**Task details:**
Lines containing the word "Mutant" are to be located and copied.
--- Start of Records supplied ---
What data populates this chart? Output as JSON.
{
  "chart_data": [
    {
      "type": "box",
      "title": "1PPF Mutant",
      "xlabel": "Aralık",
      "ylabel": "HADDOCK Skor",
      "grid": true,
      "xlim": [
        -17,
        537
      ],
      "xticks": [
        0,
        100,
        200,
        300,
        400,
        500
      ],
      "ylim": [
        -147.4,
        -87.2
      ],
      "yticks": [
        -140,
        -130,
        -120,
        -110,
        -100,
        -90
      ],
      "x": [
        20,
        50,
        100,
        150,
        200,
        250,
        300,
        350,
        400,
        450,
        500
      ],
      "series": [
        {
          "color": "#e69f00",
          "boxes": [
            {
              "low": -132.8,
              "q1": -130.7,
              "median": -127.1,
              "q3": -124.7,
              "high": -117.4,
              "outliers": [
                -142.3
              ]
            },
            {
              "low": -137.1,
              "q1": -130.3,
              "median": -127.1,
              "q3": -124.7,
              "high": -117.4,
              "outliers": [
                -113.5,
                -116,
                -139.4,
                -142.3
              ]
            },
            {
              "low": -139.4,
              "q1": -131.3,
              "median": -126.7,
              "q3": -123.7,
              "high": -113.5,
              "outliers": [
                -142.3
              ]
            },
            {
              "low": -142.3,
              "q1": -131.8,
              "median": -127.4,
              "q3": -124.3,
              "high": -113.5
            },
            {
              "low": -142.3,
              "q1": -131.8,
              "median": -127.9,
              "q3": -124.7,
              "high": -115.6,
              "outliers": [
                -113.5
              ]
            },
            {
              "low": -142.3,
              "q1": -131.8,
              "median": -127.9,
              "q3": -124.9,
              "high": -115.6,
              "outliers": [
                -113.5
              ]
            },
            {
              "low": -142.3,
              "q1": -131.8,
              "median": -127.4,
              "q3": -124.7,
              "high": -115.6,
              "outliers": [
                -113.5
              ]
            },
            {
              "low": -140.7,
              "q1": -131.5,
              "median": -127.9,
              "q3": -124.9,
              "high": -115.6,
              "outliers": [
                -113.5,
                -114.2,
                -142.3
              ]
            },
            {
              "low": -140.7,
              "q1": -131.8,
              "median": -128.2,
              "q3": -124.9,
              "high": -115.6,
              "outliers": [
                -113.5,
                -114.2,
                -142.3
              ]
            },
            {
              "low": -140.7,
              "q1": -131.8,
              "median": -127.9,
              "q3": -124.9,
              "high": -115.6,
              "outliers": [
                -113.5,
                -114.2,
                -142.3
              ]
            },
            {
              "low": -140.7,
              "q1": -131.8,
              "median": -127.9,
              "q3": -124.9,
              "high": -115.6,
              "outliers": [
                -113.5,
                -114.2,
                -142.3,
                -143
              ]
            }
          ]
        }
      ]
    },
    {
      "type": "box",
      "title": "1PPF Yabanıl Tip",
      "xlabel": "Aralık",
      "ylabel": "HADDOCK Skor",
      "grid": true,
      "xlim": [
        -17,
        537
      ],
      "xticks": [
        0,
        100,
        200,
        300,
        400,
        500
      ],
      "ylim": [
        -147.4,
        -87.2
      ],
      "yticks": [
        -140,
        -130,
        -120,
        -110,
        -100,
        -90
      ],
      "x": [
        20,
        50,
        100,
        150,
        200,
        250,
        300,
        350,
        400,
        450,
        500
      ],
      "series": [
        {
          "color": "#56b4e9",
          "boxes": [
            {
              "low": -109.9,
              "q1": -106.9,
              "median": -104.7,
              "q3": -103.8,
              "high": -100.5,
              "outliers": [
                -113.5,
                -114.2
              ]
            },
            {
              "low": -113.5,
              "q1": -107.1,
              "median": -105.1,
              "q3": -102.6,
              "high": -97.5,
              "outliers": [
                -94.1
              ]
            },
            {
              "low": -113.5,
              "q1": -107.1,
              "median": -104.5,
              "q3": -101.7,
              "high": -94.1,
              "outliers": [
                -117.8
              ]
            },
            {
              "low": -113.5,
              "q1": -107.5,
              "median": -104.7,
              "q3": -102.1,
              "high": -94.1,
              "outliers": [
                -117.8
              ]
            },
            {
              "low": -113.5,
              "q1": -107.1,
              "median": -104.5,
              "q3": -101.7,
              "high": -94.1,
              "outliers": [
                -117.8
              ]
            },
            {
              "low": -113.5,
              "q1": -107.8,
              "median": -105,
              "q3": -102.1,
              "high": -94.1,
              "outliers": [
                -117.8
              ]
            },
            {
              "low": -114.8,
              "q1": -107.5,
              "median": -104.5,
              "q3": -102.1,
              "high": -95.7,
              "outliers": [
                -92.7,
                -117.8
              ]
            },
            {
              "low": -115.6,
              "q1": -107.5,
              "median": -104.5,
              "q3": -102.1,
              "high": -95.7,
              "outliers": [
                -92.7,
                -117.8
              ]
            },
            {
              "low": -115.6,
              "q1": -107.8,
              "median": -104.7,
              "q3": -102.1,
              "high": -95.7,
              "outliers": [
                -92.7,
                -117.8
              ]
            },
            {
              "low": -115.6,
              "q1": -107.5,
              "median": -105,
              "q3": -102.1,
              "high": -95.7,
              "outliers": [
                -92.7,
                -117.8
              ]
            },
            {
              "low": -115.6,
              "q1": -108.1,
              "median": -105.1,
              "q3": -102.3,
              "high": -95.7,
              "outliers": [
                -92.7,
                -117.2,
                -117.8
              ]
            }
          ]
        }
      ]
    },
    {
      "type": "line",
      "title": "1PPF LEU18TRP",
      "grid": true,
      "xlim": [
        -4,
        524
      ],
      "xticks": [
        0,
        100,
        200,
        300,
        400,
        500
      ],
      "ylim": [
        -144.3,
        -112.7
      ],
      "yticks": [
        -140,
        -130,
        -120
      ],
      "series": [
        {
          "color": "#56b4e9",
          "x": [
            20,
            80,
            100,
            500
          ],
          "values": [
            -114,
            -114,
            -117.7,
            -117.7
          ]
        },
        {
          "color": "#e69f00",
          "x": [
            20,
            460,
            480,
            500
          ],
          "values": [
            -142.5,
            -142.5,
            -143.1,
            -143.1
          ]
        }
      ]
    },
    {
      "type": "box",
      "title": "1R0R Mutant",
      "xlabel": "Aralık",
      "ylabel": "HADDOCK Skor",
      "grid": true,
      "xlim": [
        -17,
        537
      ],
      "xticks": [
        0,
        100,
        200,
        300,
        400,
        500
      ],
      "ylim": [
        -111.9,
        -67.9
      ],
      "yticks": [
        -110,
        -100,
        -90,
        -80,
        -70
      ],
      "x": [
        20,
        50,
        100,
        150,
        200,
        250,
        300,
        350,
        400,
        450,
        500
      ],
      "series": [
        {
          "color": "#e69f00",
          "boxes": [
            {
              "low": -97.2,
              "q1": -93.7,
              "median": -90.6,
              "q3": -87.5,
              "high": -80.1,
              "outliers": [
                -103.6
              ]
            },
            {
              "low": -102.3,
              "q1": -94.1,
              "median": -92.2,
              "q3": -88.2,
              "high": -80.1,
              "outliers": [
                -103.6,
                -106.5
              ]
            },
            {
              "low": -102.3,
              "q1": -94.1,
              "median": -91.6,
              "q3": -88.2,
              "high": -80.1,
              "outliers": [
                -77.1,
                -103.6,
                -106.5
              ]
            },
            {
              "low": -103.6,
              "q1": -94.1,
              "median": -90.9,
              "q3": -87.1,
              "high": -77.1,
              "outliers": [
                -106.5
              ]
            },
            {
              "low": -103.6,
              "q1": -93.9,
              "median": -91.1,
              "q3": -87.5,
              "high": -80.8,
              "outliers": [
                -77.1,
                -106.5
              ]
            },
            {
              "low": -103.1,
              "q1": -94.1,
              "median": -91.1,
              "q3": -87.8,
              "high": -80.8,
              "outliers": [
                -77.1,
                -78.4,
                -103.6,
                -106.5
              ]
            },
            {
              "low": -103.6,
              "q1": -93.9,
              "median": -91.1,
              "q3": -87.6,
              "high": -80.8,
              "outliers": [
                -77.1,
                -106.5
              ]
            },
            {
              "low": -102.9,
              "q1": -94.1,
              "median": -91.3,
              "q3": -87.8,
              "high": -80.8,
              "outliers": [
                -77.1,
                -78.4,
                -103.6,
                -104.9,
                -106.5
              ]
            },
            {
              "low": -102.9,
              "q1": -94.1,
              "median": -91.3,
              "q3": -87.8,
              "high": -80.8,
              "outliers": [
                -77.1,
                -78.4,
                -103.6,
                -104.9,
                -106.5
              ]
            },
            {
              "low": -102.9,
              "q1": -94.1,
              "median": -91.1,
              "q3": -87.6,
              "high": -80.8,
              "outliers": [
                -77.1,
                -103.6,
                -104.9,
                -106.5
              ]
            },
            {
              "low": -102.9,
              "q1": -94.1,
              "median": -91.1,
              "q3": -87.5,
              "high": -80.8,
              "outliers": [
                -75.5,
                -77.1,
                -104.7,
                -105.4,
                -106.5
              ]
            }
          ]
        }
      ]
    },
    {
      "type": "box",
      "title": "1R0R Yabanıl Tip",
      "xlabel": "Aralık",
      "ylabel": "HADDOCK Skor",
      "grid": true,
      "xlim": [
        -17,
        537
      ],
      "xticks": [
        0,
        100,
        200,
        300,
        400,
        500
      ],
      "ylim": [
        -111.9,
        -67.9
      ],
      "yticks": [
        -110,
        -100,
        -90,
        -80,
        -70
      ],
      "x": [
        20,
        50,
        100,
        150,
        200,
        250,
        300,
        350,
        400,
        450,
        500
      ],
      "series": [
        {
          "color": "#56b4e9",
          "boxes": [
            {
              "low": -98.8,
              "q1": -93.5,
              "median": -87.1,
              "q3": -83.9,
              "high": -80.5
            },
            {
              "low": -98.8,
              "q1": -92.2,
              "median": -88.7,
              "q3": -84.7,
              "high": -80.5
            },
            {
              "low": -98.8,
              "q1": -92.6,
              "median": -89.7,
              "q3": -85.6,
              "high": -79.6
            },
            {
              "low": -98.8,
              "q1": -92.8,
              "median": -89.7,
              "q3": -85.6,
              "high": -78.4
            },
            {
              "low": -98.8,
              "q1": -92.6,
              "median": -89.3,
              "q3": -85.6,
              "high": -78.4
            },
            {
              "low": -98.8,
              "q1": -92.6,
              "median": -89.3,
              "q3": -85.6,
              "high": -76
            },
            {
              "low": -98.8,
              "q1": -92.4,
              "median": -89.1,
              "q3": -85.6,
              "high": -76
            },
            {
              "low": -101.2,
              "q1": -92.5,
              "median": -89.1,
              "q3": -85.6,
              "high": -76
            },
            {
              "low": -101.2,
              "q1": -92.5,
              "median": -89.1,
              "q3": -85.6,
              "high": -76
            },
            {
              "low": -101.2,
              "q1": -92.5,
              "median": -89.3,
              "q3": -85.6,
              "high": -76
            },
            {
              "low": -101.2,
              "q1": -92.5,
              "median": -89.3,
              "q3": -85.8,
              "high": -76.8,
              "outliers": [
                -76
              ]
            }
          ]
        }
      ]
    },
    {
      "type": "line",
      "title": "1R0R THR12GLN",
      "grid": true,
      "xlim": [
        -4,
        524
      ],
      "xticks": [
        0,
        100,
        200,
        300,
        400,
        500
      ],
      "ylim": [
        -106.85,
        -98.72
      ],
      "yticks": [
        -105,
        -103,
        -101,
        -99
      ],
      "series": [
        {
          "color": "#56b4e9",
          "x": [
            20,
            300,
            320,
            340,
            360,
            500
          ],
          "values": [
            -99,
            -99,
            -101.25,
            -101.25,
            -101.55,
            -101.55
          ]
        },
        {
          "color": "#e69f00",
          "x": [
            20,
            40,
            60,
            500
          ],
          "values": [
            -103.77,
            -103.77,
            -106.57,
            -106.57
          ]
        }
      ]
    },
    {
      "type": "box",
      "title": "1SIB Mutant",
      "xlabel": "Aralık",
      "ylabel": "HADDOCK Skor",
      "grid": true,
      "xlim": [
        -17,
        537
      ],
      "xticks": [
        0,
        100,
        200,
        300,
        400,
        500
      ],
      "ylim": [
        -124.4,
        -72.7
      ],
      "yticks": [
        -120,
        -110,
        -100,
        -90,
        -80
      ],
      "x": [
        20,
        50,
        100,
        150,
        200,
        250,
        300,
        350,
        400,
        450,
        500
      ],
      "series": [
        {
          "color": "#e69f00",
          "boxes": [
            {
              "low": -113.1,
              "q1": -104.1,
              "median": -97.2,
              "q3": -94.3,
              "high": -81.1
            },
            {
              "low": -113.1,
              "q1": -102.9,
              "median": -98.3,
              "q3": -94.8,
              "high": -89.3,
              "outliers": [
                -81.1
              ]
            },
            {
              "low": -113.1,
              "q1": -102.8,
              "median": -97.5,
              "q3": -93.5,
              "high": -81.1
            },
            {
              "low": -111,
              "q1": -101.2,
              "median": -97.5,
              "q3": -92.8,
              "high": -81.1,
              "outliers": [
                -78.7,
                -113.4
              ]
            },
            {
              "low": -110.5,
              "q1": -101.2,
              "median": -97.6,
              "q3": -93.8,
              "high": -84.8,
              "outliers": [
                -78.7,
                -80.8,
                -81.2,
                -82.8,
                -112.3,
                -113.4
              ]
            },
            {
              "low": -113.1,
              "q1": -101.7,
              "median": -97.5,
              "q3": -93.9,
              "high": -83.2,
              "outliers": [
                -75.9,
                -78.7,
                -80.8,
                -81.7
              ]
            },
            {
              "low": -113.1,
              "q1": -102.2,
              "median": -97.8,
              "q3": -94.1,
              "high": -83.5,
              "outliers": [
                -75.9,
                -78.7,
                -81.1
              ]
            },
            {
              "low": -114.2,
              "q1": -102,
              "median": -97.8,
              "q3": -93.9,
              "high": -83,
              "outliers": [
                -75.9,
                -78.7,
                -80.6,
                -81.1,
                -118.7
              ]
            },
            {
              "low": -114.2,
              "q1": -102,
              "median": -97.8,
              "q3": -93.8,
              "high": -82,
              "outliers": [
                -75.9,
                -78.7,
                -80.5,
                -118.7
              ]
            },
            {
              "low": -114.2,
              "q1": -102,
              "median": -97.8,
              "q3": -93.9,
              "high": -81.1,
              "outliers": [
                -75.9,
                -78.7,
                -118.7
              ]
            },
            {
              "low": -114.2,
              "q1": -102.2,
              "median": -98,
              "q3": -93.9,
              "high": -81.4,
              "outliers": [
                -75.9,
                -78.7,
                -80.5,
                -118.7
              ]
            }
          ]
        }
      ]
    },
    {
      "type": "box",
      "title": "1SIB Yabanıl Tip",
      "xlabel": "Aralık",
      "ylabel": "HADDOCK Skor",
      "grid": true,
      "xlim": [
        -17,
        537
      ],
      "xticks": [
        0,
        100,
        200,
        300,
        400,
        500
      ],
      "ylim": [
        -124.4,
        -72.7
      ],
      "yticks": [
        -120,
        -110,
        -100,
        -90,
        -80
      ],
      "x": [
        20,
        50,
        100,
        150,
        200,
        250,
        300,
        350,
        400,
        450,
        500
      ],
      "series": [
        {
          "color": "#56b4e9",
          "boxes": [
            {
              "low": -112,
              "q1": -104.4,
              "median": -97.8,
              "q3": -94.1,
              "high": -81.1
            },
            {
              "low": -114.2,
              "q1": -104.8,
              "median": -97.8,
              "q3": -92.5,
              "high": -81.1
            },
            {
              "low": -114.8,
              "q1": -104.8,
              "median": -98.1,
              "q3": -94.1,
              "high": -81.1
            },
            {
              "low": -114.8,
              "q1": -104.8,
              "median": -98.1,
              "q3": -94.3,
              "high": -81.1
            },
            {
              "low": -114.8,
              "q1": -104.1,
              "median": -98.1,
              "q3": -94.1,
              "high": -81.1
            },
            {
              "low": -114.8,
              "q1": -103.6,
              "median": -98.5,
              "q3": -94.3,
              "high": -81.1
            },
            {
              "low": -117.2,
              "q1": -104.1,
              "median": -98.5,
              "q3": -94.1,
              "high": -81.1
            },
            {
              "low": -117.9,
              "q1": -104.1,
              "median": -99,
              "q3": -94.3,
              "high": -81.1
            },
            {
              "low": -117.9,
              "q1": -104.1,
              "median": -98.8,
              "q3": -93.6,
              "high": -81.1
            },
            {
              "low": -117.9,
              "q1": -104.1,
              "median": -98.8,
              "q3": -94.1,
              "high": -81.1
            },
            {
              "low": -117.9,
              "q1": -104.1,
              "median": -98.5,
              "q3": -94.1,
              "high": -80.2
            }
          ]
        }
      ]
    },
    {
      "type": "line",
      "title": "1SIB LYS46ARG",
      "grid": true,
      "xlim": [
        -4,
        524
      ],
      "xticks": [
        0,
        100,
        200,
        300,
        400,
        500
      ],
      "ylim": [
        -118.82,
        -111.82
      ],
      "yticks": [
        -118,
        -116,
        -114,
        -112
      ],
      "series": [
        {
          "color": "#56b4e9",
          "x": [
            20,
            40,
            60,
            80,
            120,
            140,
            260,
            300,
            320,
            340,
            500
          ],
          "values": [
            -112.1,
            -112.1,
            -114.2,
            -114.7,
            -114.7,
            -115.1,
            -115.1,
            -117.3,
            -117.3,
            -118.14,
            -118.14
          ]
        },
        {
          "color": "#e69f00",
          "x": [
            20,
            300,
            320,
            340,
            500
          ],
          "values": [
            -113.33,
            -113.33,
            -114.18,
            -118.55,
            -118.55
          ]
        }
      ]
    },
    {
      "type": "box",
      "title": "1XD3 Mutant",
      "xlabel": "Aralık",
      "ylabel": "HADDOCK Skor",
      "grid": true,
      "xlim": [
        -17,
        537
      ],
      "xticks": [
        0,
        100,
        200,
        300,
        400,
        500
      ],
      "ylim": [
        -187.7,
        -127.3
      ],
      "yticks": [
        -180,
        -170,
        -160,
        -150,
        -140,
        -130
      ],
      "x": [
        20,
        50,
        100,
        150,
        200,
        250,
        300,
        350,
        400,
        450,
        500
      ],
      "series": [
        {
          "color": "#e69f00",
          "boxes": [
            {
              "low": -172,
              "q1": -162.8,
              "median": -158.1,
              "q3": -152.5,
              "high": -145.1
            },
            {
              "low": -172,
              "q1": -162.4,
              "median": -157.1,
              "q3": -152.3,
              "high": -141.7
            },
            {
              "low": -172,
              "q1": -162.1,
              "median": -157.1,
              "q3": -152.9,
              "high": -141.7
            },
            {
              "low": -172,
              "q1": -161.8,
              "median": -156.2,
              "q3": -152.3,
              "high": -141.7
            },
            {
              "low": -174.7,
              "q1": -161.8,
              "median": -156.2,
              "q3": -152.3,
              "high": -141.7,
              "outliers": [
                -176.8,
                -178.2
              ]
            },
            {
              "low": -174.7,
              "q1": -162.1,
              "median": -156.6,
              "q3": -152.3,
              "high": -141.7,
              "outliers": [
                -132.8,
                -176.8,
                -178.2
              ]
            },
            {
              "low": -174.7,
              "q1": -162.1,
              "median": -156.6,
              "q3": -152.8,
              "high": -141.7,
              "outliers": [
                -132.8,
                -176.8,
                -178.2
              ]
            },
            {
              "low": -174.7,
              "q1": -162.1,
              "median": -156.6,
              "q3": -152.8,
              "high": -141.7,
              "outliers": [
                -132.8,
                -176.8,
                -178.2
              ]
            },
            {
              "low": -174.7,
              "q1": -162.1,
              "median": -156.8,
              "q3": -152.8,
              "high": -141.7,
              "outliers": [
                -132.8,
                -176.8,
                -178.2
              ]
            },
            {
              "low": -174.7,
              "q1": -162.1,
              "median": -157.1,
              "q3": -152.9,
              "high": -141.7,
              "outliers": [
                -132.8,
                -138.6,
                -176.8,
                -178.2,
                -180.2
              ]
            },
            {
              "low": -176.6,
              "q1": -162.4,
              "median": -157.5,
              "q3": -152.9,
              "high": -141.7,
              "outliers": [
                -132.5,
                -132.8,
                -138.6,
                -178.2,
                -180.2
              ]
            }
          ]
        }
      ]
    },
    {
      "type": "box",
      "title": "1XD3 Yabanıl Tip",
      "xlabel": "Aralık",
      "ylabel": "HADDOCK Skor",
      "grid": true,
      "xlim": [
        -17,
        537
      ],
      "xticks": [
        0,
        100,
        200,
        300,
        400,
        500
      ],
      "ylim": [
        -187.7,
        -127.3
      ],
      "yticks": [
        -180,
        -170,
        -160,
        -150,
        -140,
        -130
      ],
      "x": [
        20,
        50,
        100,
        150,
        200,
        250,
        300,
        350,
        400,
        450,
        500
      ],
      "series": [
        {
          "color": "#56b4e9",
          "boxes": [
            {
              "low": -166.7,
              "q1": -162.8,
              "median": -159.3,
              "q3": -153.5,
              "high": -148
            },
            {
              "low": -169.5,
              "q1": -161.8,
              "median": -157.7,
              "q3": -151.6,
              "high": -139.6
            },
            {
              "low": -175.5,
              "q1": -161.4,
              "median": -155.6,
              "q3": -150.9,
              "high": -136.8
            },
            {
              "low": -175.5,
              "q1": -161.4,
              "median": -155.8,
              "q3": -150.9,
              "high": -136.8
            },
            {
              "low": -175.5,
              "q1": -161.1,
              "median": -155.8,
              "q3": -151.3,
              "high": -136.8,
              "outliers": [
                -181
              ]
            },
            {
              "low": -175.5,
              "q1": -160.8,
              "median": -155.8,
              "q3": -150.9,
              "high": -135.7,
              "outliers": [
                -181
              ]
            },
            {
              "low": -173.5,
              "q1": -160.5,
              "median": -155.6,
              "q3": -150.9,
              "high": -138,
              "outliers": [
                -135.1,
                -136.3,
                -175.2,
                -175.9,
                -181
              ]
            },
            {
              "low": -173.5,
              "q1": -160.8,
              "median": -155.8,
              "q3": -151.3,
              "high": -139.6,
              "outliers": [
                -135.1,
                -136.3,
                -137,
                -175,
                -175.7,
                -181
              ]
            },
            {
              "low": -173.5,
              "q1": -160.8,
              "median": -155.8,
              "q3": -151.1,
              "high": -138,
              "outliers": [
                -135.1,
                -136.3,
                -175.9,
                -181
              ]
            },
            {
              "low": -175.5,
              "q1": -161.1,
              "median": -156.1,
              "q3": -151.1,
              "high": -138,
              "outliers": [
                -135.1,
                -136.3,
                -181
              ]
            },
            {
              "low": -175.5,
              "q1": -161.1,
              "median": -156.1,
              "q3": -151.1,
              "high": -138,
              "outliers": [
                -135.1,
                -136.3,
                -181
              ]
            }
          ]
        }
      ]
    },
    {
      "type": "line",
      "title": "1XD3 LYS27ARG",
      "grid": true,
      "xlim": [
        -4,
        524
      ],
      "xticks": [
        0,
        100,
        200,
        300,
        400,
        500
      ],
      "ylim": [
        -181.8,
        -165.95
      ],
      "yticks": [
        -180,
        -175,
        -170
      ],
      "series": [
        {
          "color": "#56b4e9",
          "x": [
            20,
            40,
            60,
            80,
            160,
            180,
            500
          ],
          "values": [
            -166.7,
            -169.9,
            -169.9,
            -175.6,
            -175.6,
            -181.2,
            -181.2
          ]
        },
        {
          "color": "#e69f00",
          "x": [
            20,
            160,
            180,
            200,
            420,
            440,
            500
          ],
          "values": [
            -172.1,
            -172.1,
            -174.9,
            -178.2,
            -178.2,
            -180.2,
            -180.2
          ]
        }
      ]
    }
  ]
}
--- End of Records supplied ---
**The reply:**
      "title": "1PPF Mutant",
      "title": "1R0R Mutant",
      "title": "1SIB Mutant",
      "title": "1XD3 Mutant",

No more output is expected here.